* _Fragmento proporcionado_
▬▬▬▬▬▬▬▬▬▬
Estoy convencido de que ha sido así. Si analizamos la historia desde una perspectiva comparada, y lo hacemos con un rango cronológico de milenios -y no, como a veces se hace, poniendo el foco sólo en un siglo o en una civilización concreta- se puede comprobar fácilmente que la religión ha sido un factor que ha frenado, atenuado o canalizado la violencia. Incluso la violencia religiosa, salvo alguna excepción puntual, suele ser más limitada que aquella otra basada en el tribalismo, característica del mundo antiguo, o la basada en las ideologías totalitarias del mundo contemporáneo. Hoy es un lugar común afirmar que el fanatismo religioso es el principal desencadenante de violencia. Pero la evidencia histórica es la que es.

P. También está muy extendida la creencia de que las sociedades primitivas eran más pacíficas.

R. Es verdad que la civilización, cuando llega, a veces perfecciona los sistemas de opresión previos y, de hecho, la masacre organizada puede ser pavorosa, como revelo en mi libro Imperios de crueldad. Pero hay que decir claramente que el ser humano primitivo, el que habitaba en sociedades nómadas, previas al Estado, manifestaba esa misma pulsión de violencia y, además, la llevaba hasta sus últimos extremos. Están documentados ejemplos de ‘guerra total’ en la que aniquilan hasta el último niño de los clanes enemigos y a los supervivientes los esclavizan o los usan para sacrificios humanos o torturas. Esto se puede decir no sólo de las tribus de época Neolítica o Paleolítica, sino que también se detecta en el estudio de las tribus primitivas actuales. No son en modo alguno mejores.

P. No son mejores, pero ¿cuál es la aportación positiva de la civilización?

R. Lo que marca la diferencia es que la civilización introduce también las éticas: las éticas de la compasión, del auxilio al otro más allá del círculo íntimo… En las sociedades previas se dan ciertamente casos de compasión, empatía o amor desinteresado, pero se circunscriben al ámbito de los más próximos: el familiar, el amigo o el miembro de la tribu. Pero el descubrimiento de que el otro es una persona que puede ser objeto de dignidad, incluso si no está ligado directamente a ti, es un hallazgo de la civilización, sin duda alguna. La historia de la civilización es la historia de la crueldad -y mi último libro trata sobre ello- pero es también la historia de la compasión. Ambas realidades son ciertas.

Lo que marca la diferencia es que la civilización introduce también las éticas: las éticas de la compasión, del auxilio al otro más allá del círculo íntimo…

P. ¿Son un peligro las convicciones fuertes? Ahora está muy extendida la idea de que deberíamos evitarlas, porque pueden ser fuente de violencia y de odio al otro.

R. Si uno estudia la historia de las utopías se encuentra con que la mayoría de ellas acaban en masacre, opresión y una tendencia al totalitarismo o integrismo. Pero, si tener convicciones fuertes es peligroso, aún más peligroso es no tenerlas. El verdadero problema está en el modo como nos relacionamos con ellas, porque el idealismo se puede vivir de muchas maneras. Hay quienes están dispuestos a matar por sus ideas y quienes están dispuestos a dejarse matar por ellas. Estos últimos son los que cambian el mundo a mejor, pero el impulso idealista de ambos es el mismo.
▬▬▬▬▬▬▬▬▬▬
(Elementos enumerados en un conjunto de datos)
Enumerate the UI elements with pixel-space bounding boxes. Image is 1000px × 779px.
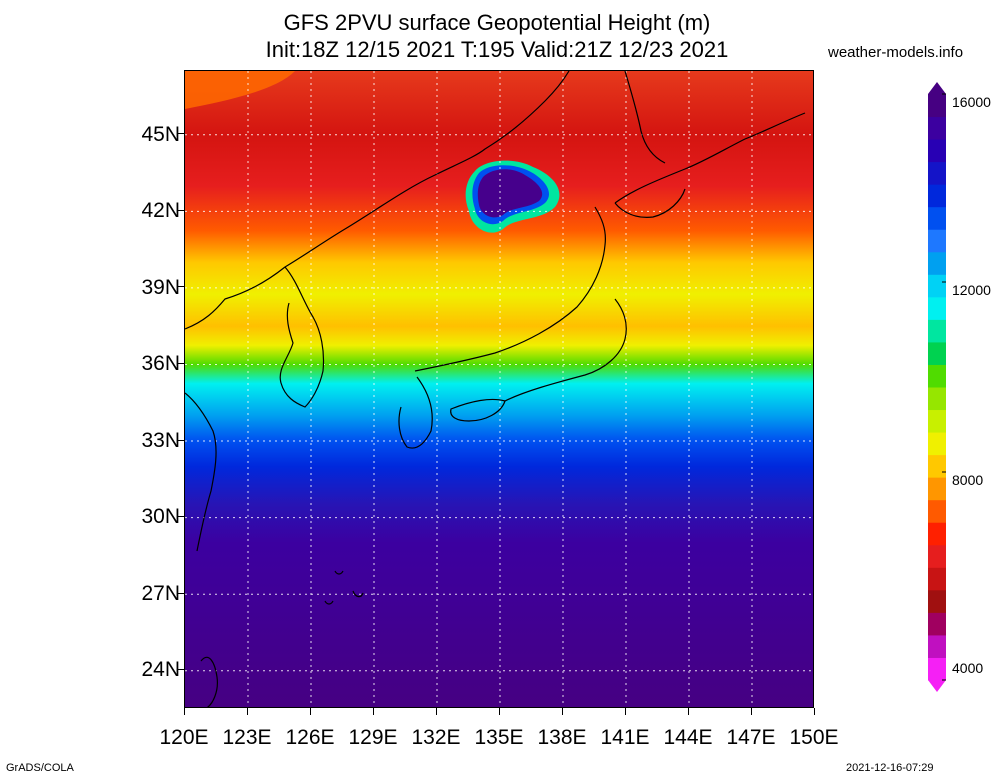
colorbar-segment	[928, 116, 946, 140]
lat-tick	[177, 286, 184, 288]
colorbar-label-16000: 16000	[952, 94, 991, 110]
colorbar-segment	[928, 544, 946, 568]
colorbar-segment	[928, 634, 946, 658]
colorbar-segment	[928, 319, 946, 343]
lon-tick	[813, 708, 815, 715]
colorbar-segment	[928, 341, 946, 365]
lon-label-138e: 138E	[537, 726, 587, 749]
lon-label-147e: 147E	[726, 726, 776, 749]
lat-label-42n: 42N	[141, 199, 180, 222]
lon-tick	[498, 708, 500, 715]
colorbar-segment	[928, 432, 946, 456]
colorbar-segment	[928, 274, 946, 298]
colorbar-segment	[928, 657, 946, 681]
colorbar-segment	[928, 161, 946, 185]
map-subtitle: Init:18Z 12/15 2021 T:195 Valid:21Z 12/2…	[265, 37, 729, 62]
colorbar-segment	[928, 477, 946, 501]
map-area	[184, 70, 814, 708]
lon-label-123e: 123E	[222, 726, 272, 749]
colorbar-label-8000: 8000	[952, 472, 984, 488]
lat-tick	[177, 362, 184, 364]
lat-tick	[177, 133, 184, 135]
colorbar-segment	[928, 522, 946, 546]
lon-tick	[435, 708, 437, 715]
colorbar-max-arrow	[928, 82, 946, 94]
lon-label-120e: 120E	[159, 726, 209, 749]
lon-tick	[624, 708, 626, 715]
lat-tick	[177, 669, 184, 671]
colorbar-segment	[928, 364, 946, 388]
lon-tick	[687, 708, 689, 715]
colorbar-segment	[928, 251, 946, 275]
colorbar-segment	[928, 387, 946, 411]
lat-tick	[177, 439, 184, 441]
lon-tick	[372, 708, 374, 715]
lat-label-45n: 45N	[141, 123, 180, 146]
lon-label-135e: 135E	[474, 726, 524, 749]
map-title: GFS 2PVU surface Geopotential Height (m)	[283, 10, 711, 35]
colorbar-segment	[928, 612, 946, 636]
lon-tick	[561, 708, 563, 715]
lat-label-27n: 27N	[141, 582, 180, 605]
coastlines	[185, 71, 806, 707]
footer-timestamp: 2021-12-16-07:29	[846, 762, 934, 774]
colorbar-segment	[928, 454, 946, 478]
colorbar-segment	[928, 229, 946, 253]
lon-tick	[183, 708, 185, 715]
lon-label-129e: 129E	[348, 726, 398, 749]
colorbar-segment	[928, 567, 946, 591]
lat-label-24n: 24N	[141, 658, 180, 681]
lat-label-30n: 30N	[141, 505, 180, 528]
lon-label-141e: 141E	[600, 726, 650, 749]
lat-label-36n: 36N	[141, 352, 180, 375]
map-field	[185, 71, 813, 707]
colorbar-segment	[928, 94, 946, 118]
colorbar	[928, 82, 946, 692]
colorbar-segment	[928, 184, 946, 208]
lon-tick	[246, 708, 248, 715]
colorbar-min-arrow	[928, 680, 946, 692]
colorbar-segment	[928, 499, 946, 523]
lat-tick	[177, 592, 184, 594]
colorbar-segment	[928, 589, 946, 613]
lon-label-132e: 132E	[411, 726, 461, 749]
lat-tick	[177, 516, 184, 518]
footer-grads: GrADS/COLA	[6, 762, 74, 774]
lat-tick	[177, 209, 184, 211]
colorbar-segment	[928, 139, 946, 163]
colorbar-segment	[928, 409, 946, 433]
colorbar-label-4000: 4000	[952, 660, 984, 676]
site-label: weather-models.info	[828, 44, 964, 61]
colorbar-segment	[928, 206, 946, 230]
lon-tick	[309, 708, 311, 715]
colorbar-segment	[928, 296, 946, 320]
lon-label-150e: 150E	[789, 726, 839, 749]
lon-label-126e: 126E	[285, 726, 335, 749]
lon-tick	[750, 708, 752, 715]
lat-label-39n: 39N	[141, 276, 180, 299]
lon-label-144e: 144E	[663, 726, 713, 749]
lat-label-33n: 33N	[141, 429, 180, 452]
colorbar-label-12000: 12000	[952, 282, 991, 298]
▬▬▬▬▬▬▬▬▬▬
* _Consigna dada A_
En la entrevista sobre religión y violencia, ¿qué introduce la civilización que, según el entrevistado, marca la diferencia?
* _Consigna dada B_
Prolonga la entrevista sobre religión, violencia y civilización a partir del punto en que termina.
Las filas son un material aparte, sin relación con el fragmento.

* _Respuesta esperada A_
Las éticas de la compasión y del auxilio al otro más allá del círculo íntimo.

* _Respuesta esperada B_
P. ¿Cuándo se produce el salto del idealismo al fanatismo?

R. El salto del idealismo al fanatismo se da cuando se intenta imponer a toda costa las propias ideas, ignorando que nunca va a existir una sociedad perfecta. El ser humano tiene pulsiones violentas inevitables que no se pueden eliminar sino, en todo caso, reconducir. Y aquel que ha intentado suprimirlas, haciendo una especie de tabula rasa de lo humano, en busca de una sociedad ideal, sólo ha logrado crear infiernos en la tierra.

Se ve en las herejías medievales, que se organizaban en comunas que generaban un control absoluto de las personas. Pero también, en la Edad Moderna, en el caso de los anabaptistas de Münster, la Ginebra de Calvino, la caza de brujas de Salem… O, desde una perspectiva más secular, el terror jacobino, la Rusia bolchevique, la Alemania nazi o la Camboya de Pol Pot.

P. ¿Cómo evitamos caer en esto?

R. No olvidando los principios del humanismo, que proclama que el hombre es sagrado para el hombre. Esta es una de las esencias del Evangelio, pero también está en la tradición socrática estoica. Si nos olvidamos de esto, pensaremos que nuestras ideas están por encima de la persona que tengo delante, y si tengo que matarla, encarcelarla o perseguirla para que se amolde a mis creencias, lo haré. Si se olvida la dignidad intrínseca del hombre, las mejores religiones, o las ideas más excelsas, degeneran en un infierno en la tierra.

P. En su libro Los peligros de la moral, Pablo Malo explica que el ser humano no puede evitar organizar su mundo moral a través de la oposición entre un ellos y un nosotros. En el campo del nosotros caben la empatía y la compasión, pero es a costa de dejar fuera a otros. El cristianismo habría extendido ese ‘nosotros’ hasta convertirlo en universal, pues todos seríamos hijos del mismo Dios, pero hoy vemos resurgir formas de tribalismo, como las políticas de las identidades.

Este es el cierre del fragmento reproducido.